Task objective >> Can you print every record below exactly as written?

Provided information >>
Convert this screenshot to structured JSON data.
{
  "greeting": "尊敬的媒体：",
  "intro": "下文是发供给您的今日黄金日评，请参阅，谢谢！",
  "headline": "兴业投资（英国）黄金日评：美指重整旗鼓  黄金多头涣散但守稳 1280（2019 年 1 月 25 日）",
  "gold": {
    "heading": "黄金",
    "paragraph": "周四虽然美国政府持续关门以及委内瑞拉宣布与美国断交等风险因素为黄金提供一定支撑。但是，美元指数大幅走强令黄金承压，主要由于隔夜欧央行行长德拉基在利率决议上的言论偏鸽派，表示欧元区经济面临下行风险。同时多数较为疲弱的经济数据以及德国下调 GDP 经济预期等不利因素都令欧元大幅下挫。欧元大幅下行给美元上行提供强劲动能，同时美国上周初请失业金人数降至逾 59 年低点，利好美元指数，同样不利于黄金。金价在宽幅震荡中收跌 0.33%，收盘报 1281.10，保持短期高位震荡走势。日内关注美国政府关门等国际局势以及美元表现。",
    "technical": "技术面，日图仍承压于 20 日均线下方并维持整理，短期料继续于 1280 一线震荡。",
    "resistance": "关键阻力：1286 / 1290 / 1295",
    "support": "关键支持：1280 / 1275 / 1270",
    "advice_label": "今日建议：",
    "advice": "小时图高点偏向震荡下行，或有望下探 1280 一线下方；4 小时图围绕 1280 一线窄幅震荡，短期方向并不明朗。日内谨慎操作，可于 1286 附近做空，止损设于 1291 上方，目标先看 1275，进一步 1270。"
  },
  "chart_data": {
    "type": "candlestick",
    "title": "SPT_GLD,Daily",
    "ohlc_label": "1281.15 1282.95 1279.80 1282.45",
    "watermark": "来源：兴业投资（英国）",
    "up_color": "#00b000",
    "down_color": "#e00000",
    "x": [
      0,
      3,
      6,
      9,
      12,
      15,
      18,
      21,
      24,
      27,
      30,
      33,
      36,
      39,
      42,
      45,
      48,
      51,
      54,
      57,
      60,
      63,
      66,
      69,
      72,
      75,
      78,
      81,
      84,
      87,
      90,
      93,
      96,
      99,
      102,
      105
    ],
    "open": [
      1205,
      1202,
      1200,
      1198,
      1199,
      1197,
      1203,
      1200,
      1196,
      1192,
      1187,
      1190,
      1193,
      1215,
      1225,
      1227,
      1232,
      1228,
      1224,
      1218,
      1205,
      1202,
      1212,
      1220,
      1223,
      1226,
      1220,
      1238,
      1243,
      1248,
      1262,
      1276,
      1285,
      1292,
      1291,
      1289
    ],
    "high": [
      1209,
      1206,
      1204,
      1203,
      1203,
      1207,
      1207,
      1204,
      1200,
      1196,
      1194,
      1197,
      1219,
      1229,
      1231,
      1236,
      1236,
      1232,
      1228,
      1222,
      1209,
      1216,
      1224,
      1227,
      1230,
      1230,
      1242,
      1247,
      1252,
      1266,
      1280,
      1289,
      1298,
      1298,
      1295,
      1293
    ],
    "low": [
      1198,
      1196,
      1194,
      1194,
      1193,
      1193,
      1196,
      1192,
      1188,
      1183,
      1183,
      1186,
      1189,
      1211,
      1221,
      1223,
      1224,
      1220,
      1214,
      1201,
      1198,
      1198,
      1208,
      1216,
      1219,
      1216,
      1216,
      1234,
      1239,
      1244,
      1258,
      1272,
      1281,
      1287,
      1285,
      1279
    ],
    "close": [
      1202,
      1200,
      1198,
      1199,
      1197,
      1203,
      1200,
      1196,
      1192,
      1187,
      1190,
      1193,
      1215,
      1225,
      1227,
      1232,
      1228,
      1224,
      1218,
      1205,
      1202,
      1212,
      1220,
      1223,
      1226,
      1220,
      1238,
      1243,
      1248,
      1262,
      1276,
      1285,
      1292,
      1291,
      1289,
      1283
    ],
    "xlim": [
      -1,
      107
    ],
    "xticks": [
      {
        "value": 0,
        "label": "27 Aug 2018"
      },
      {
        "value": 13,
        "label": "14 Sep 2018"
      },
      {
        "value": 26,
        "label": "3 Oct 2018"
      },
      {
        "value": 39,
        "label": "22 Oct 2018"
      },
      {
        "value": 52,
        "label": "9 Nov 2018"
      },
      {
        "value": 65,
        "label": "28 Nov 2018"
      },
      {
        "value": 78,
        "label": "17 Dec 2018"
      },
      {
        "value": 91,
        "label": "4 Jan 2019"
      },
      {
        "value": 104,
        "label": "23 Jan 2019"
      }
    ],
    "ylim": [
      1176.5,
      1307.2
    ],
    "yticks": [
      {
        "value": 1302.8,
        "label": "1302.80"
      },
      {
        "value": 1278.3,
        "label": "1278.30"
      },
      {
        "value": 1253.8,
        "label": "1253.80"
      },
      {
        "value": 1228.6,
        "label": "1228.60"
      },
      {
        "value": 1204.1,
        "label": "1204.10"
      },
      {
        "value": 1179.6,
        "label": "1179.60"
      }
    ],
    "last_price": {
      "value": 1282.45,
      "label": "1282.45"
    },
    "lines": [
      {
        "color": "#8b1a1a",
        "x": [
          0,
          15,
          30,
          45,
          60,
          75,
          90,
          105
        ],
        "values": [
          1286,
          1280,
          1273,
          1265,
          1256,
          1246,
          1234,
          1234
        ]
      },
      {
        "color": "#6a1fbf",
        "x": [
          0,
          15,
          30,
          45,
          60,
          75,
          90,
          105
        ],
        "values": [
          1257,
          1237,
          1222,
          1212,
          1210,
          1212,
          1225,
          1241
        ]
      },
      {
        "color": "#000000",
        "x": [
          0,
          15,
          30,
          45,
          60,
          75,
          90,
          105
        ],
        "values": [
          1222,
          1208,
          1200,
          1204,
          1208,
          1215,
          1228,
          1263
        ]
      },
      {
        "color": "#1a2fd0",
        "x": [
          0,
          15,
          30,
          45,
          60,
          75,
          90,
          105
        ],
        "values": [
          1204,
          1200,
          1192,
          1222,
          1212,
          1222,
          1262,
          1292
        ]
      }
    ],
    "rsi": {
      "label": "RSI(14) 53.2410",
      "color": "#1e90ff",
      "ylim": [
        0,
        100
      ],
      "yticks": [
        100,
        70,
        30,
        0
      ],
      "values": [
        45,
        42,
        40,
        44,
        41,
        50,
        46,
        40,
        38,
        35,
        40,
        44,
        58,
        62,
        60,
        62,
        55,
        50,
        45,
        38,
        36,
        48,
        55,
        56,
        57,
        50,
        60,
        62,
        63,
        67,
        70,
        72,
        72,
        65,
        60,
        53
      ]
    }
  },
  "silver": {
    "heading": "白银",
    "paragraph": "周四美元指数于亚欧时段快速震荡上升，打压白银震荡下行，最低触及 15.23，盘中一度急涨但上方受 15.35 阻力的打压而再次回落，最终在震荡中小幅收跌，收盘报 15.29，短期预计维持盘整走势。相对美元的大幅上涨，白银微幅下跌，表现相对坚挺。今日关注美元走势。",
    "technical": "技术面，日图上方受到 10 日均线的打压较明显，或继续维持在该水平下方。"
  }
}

Answer to the task >>
Convert this screenshot to structured JSON data.
{
  "greeting": "尊敬的媒体：",
  "intro": "下文是发供给您的今日黄金日评，请参阅，谢谢！",
  "headline": "兴业投资（英国）黄金日评：美指重整旗鼓  黄金多头涣散但守稳 1280（2019 年 1 月 25 日）",
  "gold": {
    "heading": "黄金",
    "paragraph": "周四虽然美国政府持续关门以及委内瑞拉宣布与美国断交等风险因素为黄金提供一定支撑。但是，美元指数大幅走强令黄金承压，主要由于隔夜欧央行行长德拉基在利率决议上的言论偏鸽派，表示欧元区经济面临下行风险。同时多数较为疲弱的经济数据以及德国下调 GDP 经济预期等不利因素都令欧元大幅下挫。欧元大幅下行给美元上行提供强劲动能，同时美国上周初请失业金人数降至逾 59 年低点，利好美元指数，同样不利于黄金。金价在宽幅震荡中收跌 0.33%，收盘报 1281.10，保持短期高位震荡走势。日内关注美国政府关门等国际局势以及美元表现。",
    "technical": "技术面，日图仍承压于 20 日均线下方并维持整理，短期料继续于 1280 一线震荡。",
    "resistance": "关键阻力：1286 / 1290 / 1295",
    "support": "关键支持：1280 / 1275 / 1270",
    "advice_label": "今日建议：",
    "advice": "小时图高点偏向震荡下行，或有望下探 1280 一线下方；4 小时图围绕 1280 一线窄幅震荡，短期方向并不明朗。日内谨慎操作，可于 1286 附近做空，止损设于 1291 上方，目标先看 1275，进一步 1270。"
  },
  "chart_data": {
    "type": "candlestick",
    "title": "SPT_GLD,Daily",
    "ohlc_label": "1281.15 1282.95 1279.80 1282.45",
    "watermark": "来源：兴业投资（英国）",
    "up_color": "#00b000",
    "down_color": "#e00000",
    "x": [
      0,
      3,
      6,
      9,
      12,
      15,
      18,
      21,
      24,
      27,
      30,
      33,
      36,
      39,
      42,
      45,
      48,
      51,
      54,
      57,
      60,
      63,
      66,
      69,
      72,
      75,
      78,
      81,
      84,
      87,
      90,
      93,
      96,
      99,
      102,
      105
    ],
    "open": [
      1205,
      1202,
      1200,
      1198,
      1199,
      1197,
      1203,
      1200,
      1196,
      1192,
      1187,
      1190,
      1193,
      1215,
      1225,
      1227,
      1232,
      1228,
      1224,
      1218,
      1205,
      1202,
      1212,
      1220,
      1223,
      1226,
      1220,
      1238,
      1243,
      1248,
      1262,
      1276,
      1285,
      1292,
      1291,
      1289
    ],
    "high": [
      1209,
      1206,
      1204,
      1203,
      1203,
      1207,
      1207,
      1204,
      1200,
      1196,
      1194,
      1197,
      1219,
      1229,
      1231,
      1236,
      1236,
      1232,
      1228,
      1222,
      1209,
      1216,
      1224,
      1227,
      1230,
      1230,
      1242,
      1247,
      1252,
      1266,
      1280,
      1289,
      1298,
      1298,
      1295,
      1293
    ],
    "low": [
      1198,
      1196,
      1194,
      1194,
      1193,
      1193,
      1196,
      1192,
      1188,
      1183,
      1183,
      1186,
      1189,
      1211,
      1221,
      1223,
      1224,
      1220,
      1214,
      1201,
      1198,
      1198,
      1208,
      1216,
      1219,
      1216,
      1216,
      1234,
      1239,
      1244,
      1258,
      1272,
      1281,
      1287,
      1285,
      1279
    ],
    "close": [
      1202,
      1200,
      1198,
      1199,
      1197,
      1203,
      1200,
      1196,
      1192,
      1187,
      1190,
      1193,
      1215,
      1225,
      1227,
      1232,
      1228,
      1224,
      1218,
      1205,
      1202,
      1212,
      1220,
      1223,
      1226,
      1220,
      1238,
      1243,
      1248,
      1262,
      1276,
      1285,
      1292,
      1291,
      1289,
      1283
    ],
    "xlim": [
      -1,
      107
    ],
    "xticks": [
      {
        "value": 0,
        "label": "27 Aug 2018"
      },
      {
        "value": 13,
        "label": "14 Sep 2018"
      },
      {
        "value": 26,
        "label": "3 Oct 2018"
      },
      {
        "value": 39,
        "label": "22 Oct 2018"
      },
      {
        "value": 52,
        "label": "9 Nov 2018"
      },
      {
        "value": 65,
        "label": "28 Nov 2018"
      },
      {
        "value": 78,
        "label": "17 Dec 2018"
      },
      {
        "value": 91,
        "label": "4 Jan 2019"
      },
      {
        "value": 104,
        "label": "23 Jan 2019"
      }
    ],
    "ylim": [
      1176.5,
      1307.2
    ],
    "yticks": [
      {
        "value": 1302.8,
        "label": "1302.80"
      },
      {
        "value": 1278.3,
        "label": "1278.30"
      },
      {
        "value": 1253.8,
        "label": "1253.80"
      },
      {
        "value": 1228.6,
        "label": "1228.60"
      },
      {
        "value": 1204.1,
        "label": "1204.10"
      },
      {
        "value": 1179.6,
        "label": "1179.60"
      }
    ],
    "last_price": {
      "value": 1282.45,
      "label": "1282.45"
    },
    "lines": [
      {
        "color": "#8b1a1a",
        "x": [
          0,
          15,
          30,
          45,
          60,
          75,
          90,
          105
        ],
        "values": [
          1286,
          1280,
          1273,
          1265,
          1256,
          1246,
          1234,
          1234
        ]
      },
      {
        "color": "#6a1fbf",
        "x": [
          0,
          15,
          30,
          45,
          60,
          75,
          90,
          105
        ],
        "values": [
          1257,
          1237,
          1222,
          1212,
          1210,
          1212,
          1225,
          1241
        ]
      },
      {
        "color": "#000000",
        "x": [
          0,
          15,
          30,
          45,
          60,
          75,
          90,
          105
        ],
        "values": [
          1222,
          1208,
          1200,
          1204,
          1208,
          1215,
          1228,
          1263
        ]
      },
      {
        "color": "#1a2fd0",
        "x": [
          0,
          15,
          30,
          45,
          60,
          75,
          90,
          105
        ],
        "values": [
          1204,
          1200,
          1192,
          1222,
          1212,
          1222,
          1262,
          1292
        ]
      }
    ],
    "rsi": {
      "label": "RSI(14) 53.2410",
      "color": "#1e90ff",
      "ylim": [
        0,
        100
      ],
      "yticks": [
        100,
        70,
        30,
        0
      ],
      "values": [
        45,
        42,
        40,
        44,
        41,
        50,
        46,
        40,
        38,
        35,
        40,
        44,
        58,
        62,
        60,
        62,
        55,
        50,
        45,
        38,
        36,
        48,
        55,
        56,
        57,
        50,
        60,
        62,
        63,
        67,
        70,
        72,
        72,
        65,
        60,
        53
      ]
    }
  },
  "silver": {
    "heading": "白银",
    "paragraph": "周四美元指数于亚欧时段快速震荡上升，打压白银震荡下行，最低触及 15.23，盘中一度急涨但上方受 15.35 阻力的打压而再次回落，最终在震荡中小幅收跌，收盘报 15.29，短期预计维持盘整走势。相对美元的大幅上涨，白银微幅下跌，表现相对坚挺。今日关注美元走势。",
    "technical": "技术面，日图上方受到 10 日均线的打压较明显，或继续维持在该水平下方。"
  }
}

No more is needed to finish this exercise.